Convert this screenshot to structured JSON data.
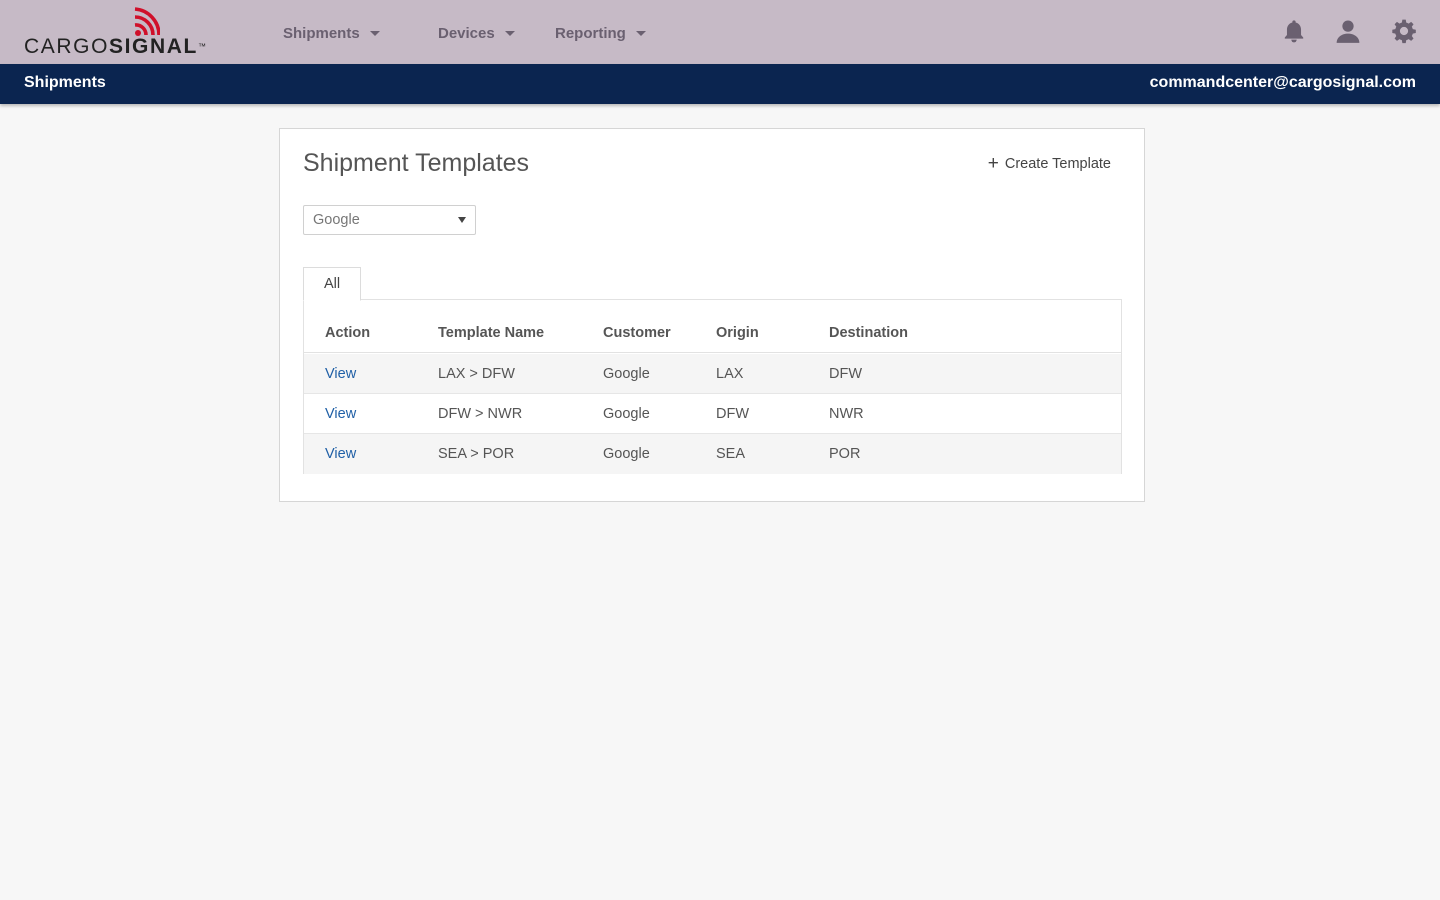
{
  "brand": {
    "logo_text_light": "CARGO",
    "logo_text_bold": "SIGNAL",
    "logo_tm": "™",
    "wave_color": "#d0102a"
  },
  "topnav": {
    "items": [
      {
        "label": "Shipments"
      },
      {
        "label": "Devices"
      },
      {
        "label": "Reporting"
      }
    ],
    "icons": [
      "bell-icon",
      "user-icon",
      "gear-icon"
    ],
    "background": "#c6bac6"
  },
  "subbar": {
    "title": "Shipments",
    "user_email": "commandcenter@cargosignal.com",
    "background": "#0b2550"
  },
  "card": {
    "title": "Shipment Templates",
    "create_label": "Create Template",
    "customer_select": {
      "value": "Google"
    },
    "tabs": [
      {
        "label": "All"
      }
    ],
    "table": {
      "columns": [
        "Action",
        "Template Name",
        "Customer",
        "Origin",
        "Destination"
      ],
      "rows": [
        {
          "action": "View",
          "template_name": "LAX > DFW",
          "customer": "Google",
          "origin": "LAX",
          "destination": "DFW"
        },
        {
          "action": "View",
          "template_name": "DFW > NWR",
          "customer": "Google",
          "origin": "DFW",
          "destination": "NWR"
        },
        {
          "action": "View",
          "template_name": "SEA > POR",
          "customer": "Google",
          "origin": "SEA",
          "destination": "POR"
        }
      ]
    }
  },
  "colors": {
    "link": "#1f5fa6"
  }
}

* * *

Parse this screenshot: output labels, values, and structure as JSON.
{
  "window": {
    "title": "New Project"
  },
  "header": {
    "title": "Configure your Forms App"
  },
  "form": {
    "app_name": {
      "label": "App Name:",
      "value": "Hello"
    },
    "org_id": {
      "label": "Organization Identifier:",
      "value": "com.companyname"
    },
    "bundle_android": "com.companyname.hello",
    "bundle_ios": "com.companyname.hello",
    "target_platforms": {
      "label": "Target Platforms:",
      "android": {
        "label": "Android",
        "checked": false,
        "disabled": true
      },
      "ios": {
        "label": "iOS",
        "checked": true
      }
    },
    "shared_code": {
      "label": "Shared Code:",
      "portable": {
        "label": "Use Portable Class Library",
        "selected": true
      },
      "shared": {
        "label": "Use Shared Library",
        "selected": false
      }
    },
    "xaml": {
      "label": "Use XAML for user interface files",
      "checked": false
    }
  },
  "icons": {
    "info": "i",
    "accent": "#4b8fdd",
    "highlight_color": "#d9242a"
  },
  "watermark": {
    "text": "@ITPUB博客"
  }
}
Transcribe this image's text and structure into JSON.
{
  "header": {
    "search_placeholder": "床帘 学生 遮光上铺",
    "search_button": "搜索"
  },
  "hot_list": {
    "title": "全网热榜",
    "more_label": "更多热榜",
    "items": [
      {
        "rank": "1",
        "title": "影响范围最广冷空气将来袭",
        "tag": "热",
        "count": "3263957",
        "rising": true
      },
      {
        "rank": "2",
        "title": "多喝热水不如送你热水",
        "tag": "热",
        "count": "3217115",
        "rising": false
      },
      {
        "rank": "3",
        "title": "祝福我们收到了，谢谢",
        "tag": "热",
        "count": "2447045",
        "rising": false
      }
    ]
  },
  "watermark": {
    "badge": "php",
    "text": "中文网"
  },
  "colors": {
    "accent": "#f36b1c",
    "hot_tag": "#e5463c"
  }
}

• The problem:
Select the lines in this material that hold the word "JSON", leaving none out.

• Output:
Convert this screenshot to structured JSON data.
Parse this screenshot: output labels, values, and structure as JSON.
Transcribe this image's text and structure into JSON.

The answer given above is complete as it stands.